Dataset excerpt:
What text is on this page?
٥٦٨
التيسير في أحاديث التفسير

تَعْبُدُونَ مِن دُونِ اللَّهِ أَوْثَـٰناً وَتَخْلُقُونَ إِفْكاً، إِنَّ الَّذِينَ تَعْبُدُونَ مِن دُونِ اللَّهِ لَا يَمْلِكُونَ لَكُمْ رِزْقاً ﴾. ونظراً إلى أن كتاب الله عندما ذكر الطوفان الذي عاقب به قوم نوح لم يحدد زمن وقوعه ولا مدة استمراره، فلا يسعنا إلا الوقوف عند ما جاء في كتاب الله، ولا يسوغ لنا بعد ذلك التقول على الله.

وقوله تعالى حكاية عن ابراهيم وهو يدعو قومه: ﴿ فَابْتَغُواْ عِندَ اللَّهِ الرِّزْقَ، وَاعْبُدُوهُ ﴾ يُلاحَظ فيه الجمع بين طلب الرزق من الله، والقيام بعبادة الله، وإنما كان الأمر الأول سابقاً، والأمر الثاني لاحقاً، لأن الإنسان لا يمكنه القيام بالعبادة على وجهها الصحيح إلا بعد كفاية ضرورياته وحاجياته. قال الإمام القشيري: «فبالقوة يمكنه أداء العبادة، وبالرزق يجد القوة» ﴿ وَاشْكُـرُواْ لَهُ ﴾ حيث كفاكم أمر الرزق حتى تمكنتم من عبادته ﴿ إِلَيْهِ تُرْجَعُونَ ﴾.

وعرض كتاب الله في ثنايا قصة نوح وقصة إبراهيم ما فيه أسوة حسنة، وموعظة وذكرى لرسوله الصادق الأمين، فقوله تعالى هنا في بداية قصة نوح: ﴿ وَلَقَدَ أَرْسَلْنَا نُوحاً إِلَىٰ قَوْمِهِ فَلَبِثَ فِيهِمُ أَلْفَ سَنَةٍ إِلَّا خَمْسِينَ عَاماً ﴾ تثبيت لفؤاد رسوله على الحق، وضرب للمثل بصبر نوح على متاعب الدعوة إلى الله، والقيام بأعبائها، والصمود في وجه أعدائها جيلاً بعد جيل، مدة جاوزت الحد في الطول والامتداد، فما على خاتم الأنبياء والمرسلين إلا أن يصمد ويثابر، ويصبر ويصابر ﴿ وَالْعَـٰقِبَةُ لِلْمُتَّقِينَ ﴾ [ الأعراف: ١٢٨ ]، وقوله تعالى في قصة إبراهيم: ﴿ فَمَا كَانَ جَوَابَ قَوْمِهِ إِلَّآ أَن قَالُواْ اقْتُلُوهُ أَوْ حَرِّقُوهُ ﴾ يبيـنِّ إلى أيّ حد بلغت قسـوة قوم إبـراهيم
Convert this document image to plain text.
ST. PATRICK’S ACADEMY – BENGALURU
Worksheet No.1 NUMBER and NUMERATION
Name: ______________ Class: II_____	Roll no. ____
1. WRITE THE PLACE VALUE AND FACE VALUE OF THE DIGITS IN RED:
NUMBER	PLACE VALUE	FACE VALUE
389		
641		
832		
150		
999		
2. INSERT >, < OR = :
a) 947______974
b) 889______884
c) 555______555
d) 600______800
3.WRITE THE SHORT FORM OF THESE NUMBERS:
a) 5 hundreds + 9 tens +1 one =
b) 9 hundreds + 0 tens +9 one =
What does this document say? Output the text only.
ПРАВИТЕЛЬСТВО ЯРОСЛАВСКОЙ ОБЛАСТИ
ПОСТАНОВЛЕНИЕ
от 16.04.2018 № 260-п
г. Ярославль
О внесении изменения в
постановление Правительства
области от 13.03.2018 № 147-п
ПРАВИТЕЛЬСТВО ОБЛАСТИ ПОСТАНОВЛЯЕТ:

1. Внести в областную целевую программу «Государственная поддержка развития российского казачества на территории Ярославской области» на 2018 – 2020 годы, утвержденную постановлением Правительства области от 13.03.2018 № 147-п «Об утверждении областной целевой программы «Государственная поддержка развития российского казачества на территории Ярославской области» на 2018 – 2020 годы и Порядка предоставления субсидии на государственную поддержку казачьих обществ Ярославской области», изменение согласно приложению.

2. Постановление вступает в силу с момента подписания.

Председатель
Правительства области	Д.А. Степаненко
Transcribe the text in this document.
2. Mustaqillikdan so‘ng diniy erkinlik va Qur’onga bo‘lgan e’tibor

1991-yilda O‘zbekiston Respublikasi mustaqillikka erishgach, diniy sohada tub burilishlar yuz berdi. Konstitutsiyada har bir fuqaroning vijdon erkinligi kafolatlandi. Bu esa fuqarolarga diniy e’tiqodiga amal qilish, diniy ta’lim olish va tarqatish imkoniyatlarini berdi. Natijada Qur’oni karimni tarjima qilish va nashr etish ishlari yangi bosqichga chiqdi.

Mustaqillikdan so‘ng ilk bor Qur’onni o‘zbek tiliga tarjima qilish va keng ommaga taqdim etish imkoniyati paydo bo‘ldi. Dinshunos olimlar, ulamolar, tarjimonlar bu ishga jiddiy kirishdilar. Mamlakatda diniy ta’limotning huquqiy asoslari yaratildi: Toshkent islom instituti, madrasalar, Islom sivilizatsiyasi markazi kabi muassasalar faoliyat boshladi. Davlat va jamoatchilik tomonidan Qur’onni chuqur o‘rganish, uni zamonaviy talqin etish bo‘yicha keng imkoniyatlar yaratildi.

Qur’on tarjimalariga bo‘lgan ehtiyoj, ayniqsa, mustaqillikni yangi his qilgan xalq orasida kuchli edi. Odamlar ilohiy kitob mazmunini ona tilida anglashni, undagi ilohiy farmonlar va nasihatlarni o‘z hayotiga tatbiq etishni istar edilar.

▸ YOUR INSTRUCTIONS: Every line that holds the string "What" should be returned.

▸ OUTPUT OF THE EXERCISE:
What text is on this page?
What does this document say? Output the text only.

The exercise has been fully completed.